Recorded data:
..........
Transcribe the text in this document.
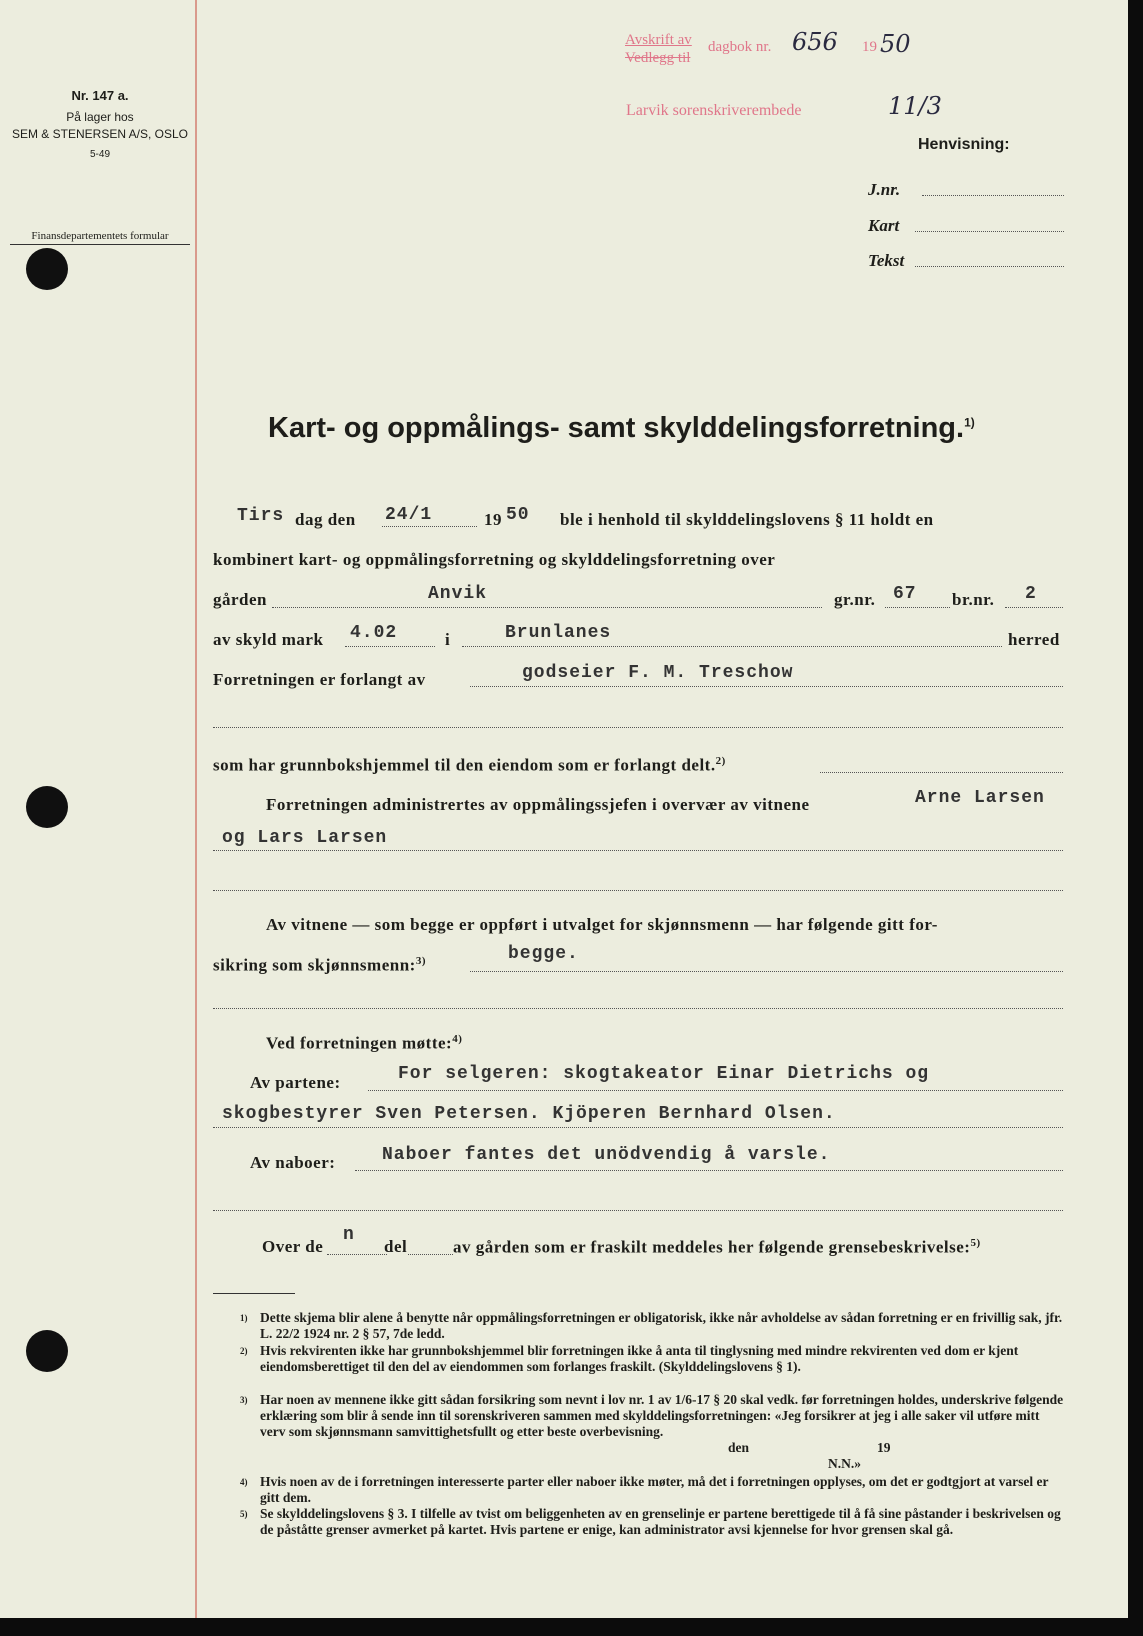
Nr. 147 a.
På lager hos
SEM & STENERSEN A/S, OSLO
5-49
Finansdepartementets formular
Avskrift av
Vedlegg til
dagbok nr. 656 19 50
Larvik sorenskriverembede	11/3
Henvisning:
J.nr.
Kart
Tekst
Kart- og oppmålings- samt skylddelingsforretning.$^{1)}$
Tirs dag den 24/1	19 50 ble i henhold til skylddelingslovens § 11 holdt en
kombinert kart- og oppmålingsforretning og skylddelingsforretning over
gården	Anvik	gr.nr. 67 br.nr. 2
av skyld mark 4.02	i	Brunlanes	herred
Forretningen er forlangt av	godseier F. M. Treschow
som har grunnbokshjemmel til den eiendom som er forlangt delt.$^{2)}$
Forretningen administrertes av oppmålingssjefen i overvær av vitnene	Arne Larsen
og Lars Larsen
Av vitnene — som begge er oppført i utvalget for skjønnsmenn — har følgende gitt for-
sikring som skjønnsmenn:$^{3)}$	begge.
Ved forretningen møtte:$^{4)}$
Av partene:	For selgeren: skogtakeator Einar Dietrichs og
skogbestyrer Sven Petersen. Kjöperen Bernhard Olsen.
Av naboer:	Naboer fantes det unödvendig å varsle.
Over de
n
del	av gården som er fraskilt meddeles her følgende grensebeskrivelse:$^{5)}$
1) Dette skjema blir alene å benytte når oppmålingsforretningen er obligatorisk, ikke når avholdelse av sådan forretning er en frivillig sak, jfr. L. 22/2 1924 nr. 2 § 57, 7de ledd.
2) Hvis rekvirenten ikke har grunnbokshjemmel blir forretningen ikke å anta til tinglysning med mindre rekvirenten ved dom er kjent eiendomsberettiget til den del av eiendommen som forlanges fraskilt. (Skylddelingslovens § 1).
3) Har noen av mennene ikke gitt sådan forsikring som nevnt i lov nr. 1 av 1/6-17 § 20 skal vedk. før forretningen holdes, underskrive følgende erklæring som blir å sende inn til sorenskriveren sammen med skylddelingsforretningen: «Jeg forsikrer at jeg i alle saker vil utføre mitt verv som skjønnsmann samvittighetsfullt og etter beste overbevisning.
den	19
N.N.»
4) Hvis noen av de i forretningen interesserte parter eller naboer ikke møter, må det i forretningen opplyses, om det er godtgjort at varsel er gitt dem.
5) Se skylddelingslovens § 3. I tilfelle av tvist om beliggenheten av en grenselinje er partene berettigede til å få sine påstander i beskrivelsen og de påståtte grenser avmerket på kartet. Hvis partene er enige, kan administrator avsi kjennelse for hvor grensen skal gå.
..........
* [YOUR OBJECTIVE]:
Find the lines above holding the word "begge" and show them.

* [THE OUTPUT]:
Av vitnene — som begge er oppført i utvalget for skjønnsmenn — har følgende gitt for-
sikring som skjønnsmenn:$^{3)}$	begge.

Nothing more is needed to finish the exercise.